● DO THIS
Please go through the material below and swap every "y-tick-label" for "price-axis-label", leaving everything else as it is.

● EXERCISE INPUTS
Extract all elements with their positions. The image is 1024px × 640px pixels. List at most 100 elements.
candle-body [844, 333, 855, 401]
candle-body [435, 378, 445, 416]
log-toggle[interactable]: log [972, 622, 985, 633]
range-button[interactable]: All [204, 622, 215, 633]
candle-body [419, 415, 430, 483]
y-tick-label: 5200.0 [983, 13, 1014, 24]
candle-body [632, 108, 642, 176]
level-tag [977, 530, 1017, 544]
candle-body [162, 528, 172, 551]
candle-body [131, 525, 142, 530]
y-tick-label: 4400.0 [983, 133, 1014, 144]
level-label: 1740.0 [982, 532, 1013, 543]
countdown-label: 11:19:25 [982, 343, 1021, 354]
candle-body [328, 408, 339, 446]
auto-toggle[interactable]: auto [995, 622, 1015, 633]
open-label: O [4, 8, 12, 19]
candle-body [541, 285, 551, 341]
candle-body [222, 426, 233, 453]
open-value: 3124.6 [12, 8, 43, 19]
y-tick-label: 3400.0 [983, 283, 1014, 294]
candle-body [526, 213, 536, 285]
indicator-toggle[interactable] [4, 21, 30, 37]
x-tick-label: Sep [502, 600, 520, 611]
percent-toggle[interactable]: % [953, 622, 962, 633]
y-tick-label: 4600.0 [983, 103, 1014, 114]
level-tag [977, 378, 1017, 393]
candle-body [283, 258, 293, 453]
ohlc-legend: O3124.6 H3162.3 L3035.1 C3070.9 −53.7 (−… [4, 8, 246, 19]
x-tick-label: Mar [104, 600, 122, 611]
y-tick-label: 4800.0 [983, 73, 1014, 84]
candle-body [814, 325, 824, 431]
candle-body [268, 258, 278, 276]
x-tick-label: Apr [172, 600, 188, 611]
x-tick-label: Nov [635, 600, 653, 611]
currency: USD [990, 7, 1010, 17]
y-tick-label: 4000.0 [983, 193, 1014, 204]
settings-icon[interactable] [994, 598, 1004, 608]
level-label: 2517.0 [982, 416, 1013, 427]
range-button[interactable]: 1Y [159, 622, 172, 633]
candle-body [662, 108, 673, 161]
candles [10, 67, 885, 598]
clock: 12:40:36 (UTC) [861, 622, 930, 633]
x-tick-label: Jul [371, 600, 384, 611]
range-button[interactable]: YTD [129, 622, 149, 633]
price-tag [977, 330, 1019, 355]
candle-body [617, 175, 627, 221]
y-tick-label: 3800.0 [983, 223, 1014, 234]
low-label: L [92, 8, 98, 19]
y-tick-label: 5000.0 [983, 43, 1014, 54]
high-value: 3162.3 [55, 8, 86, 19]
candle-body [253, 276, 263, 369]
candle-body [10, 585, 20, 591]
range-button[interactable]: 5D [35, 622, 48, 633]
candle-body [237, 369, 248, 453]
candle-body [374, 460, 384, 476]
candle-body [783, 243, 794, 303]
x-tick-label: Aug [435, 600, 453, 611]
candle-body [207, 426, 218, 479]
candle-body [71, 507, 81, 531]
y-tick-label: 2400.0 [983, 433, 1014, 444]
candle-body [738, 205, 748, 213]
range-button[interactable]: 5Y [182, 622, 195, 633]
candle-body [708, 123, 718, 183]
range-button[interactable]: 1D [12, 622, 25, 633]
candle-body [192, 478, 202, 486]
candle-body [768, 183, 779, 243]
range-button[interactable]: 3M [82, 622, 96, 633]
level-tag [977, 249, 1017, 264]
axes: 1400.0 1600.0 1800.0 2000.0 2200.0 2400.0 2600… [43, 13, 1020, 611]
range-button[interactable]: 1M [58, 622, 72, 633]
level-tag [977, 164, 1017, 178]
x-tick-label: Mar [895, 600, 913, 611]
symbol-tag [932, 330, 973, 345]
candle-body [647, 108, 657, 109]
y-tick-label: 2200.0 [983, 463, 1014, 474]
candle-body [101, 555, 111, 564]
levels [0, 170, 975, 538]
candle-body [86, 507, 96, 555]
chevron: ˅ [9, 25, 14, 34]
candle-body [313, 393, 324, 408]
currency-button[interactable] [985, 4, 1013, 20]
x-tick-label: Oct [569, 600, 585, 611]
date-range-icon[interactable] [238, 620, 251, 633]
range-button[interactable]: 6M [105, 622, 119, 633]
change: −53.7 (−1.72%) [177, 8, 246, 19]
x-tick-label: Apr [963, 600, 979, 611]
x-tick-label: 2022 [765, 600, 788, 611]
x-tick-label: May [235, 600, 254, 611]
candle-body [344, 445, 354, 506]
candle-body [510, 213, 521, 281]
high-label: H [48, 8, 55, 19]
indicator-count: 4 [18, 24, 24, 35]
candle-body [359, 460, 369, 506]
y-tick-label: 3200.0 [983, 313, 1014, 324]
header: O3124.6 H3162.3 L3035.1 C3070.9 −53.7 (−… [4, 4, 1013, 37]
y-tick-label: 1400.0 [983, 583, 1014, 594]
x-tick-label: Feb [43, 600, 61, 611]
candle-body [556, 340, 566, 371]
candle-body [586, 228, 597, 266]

● THE RESULT
Extract all elements with their positions. The image is 1024px × 640px pixels. List at most 100 elements.
candle-body [844, 333, 855, 401]
candle-body [435, 378, 445, 416]
log-toggle[interactable]: log [972, 622, 985, 633]
range-button[interactable]: All [204, 622, 215, 633]
candle-body [419, 415, 430, 483]
price-axis-label: 5200.0 [983, 13, 1014, 24]
candle-body [632, 108, 642, 176]
level-tag [977, 530, 1017, 544]
candle-body [162, 528, 172, 551]
candle-body [131, 525, 142, 530]
price-axis-label: 4400.0 [983, 133, 1014, 144]
level-label: 1740.0 [982, 532, 1013, 543]
countdown-label: 11:19:25 [982, 343, 1021, 354]
candle-body [328, 408, 339, 446]
auto-toggle[interactable]: auto [995, 622, 1015, 633]
open-label: O [4, 8, 12, 19]
candle-body [541, 285, 551, 341]
candle-body [222, 426, 233, 453]
open-value: 3124.6 [12, 8, 43, 19]
price-axis-label: 3400.0 [983, 283, 1014, 294]
candle-body [526, 213, 536, 285]
indicator-toggle[interactable] [4, 21, 30, 37]
x-tick-label: Sep [502, 600, 520, 611]
percent-toggle[interactable]: % [953, 622, 962, 633]
price-axis-label: 4600.0 [983, 103, 1014, 114]
level-tag [977, 378, 1017, 393]
candle-body [283, 258, 293, 453]
ohlc-legend: O3124.6 H3162.3 L3035.1 C3070.9 −53.7 (−… [4, 8, 246, 19]
x-tick-label: Mar [104, 600, 122, 611]
price-axis-label: 4800.0 [983, 73, 1014, 84]
candle-body [814, 325, 824, 431]
candle-body [268, 258, 278, 276]
x-tick-label: Apr [172, 600, 188, 611]
x-tick-label: Nov [635, 600, 653, 611]
currency: USD [990, 7, 1010, 17]
price-axis-label: 4000.0 [983, 193, 1014, 204]
settings-icon[interactable] [994, 598, 1004, 608]
level-label: 2517.0 [982, 416, 1013, 427]
range-button[interactable]: 1Y [159, 622, 172, 633]
candle-body [662, 108, 673, 161]
candles [10, 67, 885, 598]
clock: 12:40:36 (UTC) [861, 622, 930, 633]
x-tick-label: Jul [371, 600, 384, 611]
range-button[interactable]: YTD [129, 622, 149, 633]
price-tag [977, 330, 1019, 355]
candle-body [617, 175, 627, 221]
price-axis-label: 3800.0 [983, 223, 1014, 234]
low-label: L [92, 8, 98, 19]
price-axis-label: 5000.0 [983, 43, 1014, 54]
high-value: 3162.3 [55, 8, 86, 19]
candle-body [253, 276, 263, 369]
candle-body [10, 585, 20, 591]
range-button[interactable]: 5D [35, 622, 48, 633]
candle-body [237, 369, 248, 453]
candle-body [374, 460, 384, 476]
candle-body [783, 243, 794, 303]
x-tick-label: Aug [435, 600, 453, 611]
candle-body [207, 426, 218, 479]
candle-body [71, 507, 81, 531]
price-axis-label: 2400.0 [983, 433, 1014, 444]
candle-body [738, 205, 748, 213]
range-button[interactable]: 5Y [182, 622, 195, 633]
candle-body [708, 123, 718, 183]
range-button[interactable]: 1D [12, 622, 25, 633]
candle-body [192, 478, 202, 486]
candle-body [768, 183, 779, 243]
range-button[interactable]: 3M [82, 622, 96, 633]
level-tag [977, 249, 1017, 264]
axes: 1400.0 1600.0 1800.0 2000.0 2200.0 2400.0 2600… [43, 13, 1020, 611]
range-button[interactable]: 1M [58, 622, 72, 633]
level-tag [977, 164, 1017, 178]
x-tick-label: Mar [895, 600, 913, 611]
symbol-tag [932, 330, 973, 345]
candle-body [647, 108, 657, 109]
price-axis-label: 2200.0 [983, 463, 1014, 474]
candle-body [101, 555, 111, 564]
levels [0, 170, 975, 538]
candle-body [86, 507, 96, 555]
chevron: ˅ [9, 25, 14, 34]
candle-body [313, 393, 324, 408]
currency-button[interactable] [985, 4, 1013, 20]
x-tick-label: Oct [569, 600, 585, 611]
date-range-icon[interactable] [238, 620, 251, 633]
range-button[interactable]: 6M [105, 622, 119, 633]
change: −53.7 (−1.72%) [177, 8, 246, 19]
x-tick-label: Apr [963, 600, 979, 611]
x-tick-label: 2022 [765, 600, 788, 611]
x-tick-label: May [235, 600, 254, 611]
candle-body [344, 445, 354, 506]
candle-body [510, 213, 521, 281]
high-label: H [48, 8, 55, 19]
indicator-count: 4 [18, 24, 24, 35]
candle-body [359, 460, 369, 506]
price-axis-label: 3200.0 [983, 313, 1014, 324]
header: O3124.6 H3162.3 L3035.1 C3070.9 −53.7 (−… [4, 4, 1013, 37]
price-axis-label: 1400.0 [983, 583, 1014, 594]
x-tick-label: Feb [43, 600, 61, 611]
candle-body [556, 340, 566, 371]
candle-body [586, 228, 597, 266]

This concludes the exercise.